— Start —
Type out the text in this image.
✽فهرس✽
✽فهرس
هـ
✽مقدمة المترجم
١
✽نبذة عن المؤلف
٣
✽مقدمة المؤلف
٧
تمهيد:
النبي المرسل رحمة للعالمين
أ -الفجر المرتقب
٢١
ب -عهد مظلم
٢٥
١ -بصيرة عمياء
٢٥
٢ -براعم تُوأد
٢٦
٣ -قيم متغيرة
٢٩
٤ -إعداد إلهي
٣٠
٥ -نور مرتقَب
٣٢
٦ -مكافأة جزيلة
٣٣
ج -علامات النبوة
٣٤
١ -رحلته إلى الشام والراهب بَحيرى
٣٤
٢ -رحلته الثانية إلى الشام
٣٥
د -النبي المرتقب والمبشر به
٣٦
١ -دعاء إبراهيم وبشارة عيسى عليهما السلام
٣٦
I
— End —
Tally every line of the listing that holds the string "النبي", then give the number by itself.

> [FULL SOLUTION] 2